### [EXERCISE]
Write out the listing below again, precisely as it is given.

### [EXTRACTED DATA]
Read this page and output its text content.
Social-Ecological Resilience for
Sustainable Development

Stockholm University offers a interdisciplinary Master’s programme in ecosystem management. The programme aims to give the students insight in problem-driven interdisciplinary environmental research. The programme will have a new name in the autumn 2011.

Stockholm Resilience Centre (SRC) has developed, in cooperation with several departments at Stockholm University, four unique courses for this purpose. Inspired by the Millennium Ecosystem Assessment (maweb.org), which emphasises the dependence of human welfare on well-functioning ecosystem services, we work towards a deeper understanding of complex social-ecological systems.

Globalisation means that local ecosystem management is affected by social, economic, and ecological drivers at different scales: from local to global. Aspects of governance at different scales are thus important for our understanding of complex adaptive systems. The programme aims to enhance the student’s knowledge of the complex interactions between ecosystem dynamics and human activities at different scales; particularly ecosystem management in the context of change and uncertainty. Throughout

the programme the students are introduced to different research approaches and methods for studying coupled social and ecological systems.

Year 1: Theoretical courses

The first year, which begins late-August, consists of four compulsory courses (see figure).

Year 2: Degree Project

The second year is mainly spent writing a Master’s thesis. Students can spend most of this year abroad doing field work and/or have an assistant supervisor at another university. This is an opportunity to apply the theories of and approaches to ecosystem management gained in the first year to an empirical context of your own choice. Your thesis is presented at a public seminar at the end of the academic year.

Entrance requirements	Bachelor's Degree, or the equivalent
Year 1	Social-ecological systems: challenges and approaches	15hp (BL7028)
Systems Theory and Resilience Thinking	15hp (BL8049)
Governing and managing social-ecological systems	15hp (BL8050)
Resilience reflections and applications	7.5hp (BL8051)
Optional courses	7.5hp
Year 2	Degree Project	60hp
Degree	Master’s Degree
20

### [WRITTEN SOLUTION]
Read this page and output its text content.
Social-Ecological Resilience for
Sustainable Development

Stockholm University offers a interdisciplinary Master’s programme in ecosystem management. The programme aims to give the students insight in problem-driven interdisciplinary environmental research. The programme will have a new name in the autumn 2011.

Stockholm Resilience Centre (SRC) has developed, in cooperation with several departments at Stockholm University, four unique courses for this purpose. Inspired by the Millennium Ecosystem Assessment (maweb.org), which emphasises the dependence of human welfare on well-functioning ecosystem services, we work towards a deeper understanding of complex social-ecological systems.

Globalisation means that local ecosystem management is affected by social, economic, and ecological drivers at different scales: from local to global. Aspects of governance at different scales are thus important for our understanding of complex adaptive systems. The programme aims to enhance the student’s knowledge of the complex interactions between ecosystem dynamics and human activities at different scales; particularly ecosystem management in the context of change and uncertainty. Throughout

the programme the students are introduced to different research approaches and methods for studying coupled social and ecological systems.

Year 1: Theoretical courses

The first year, which begins late-August, consists of four compulsory courses (see figure).

Year 2: Degree Project

The second year is mainly spent writing a Master’s thesis. Students can spend most of this year abroad doing field work and/or have an assistant supervisor at another university. This is an opportunity to apply the theories of and approaches to ecosystem management gained in the first year to an empirical context of your own choice. Your thesis is presented at a public seminar at the end of the academic year.

Entrance requirements	Bachelor's Degree, or the equivalent
Year 1	Social-ecological systems: challenges and approaches	15hp (BL7028)
Systems Theory and Resilience Thinking	15hp (BL8049)
Governing and managing social-ecological systems	15hp (BL8050)
Resilience reflections and applications	7.5hp (BL8051)
Optional courses	7.5hp
Year 2	Degree Project	60hp
Degree	Master’s Degree
20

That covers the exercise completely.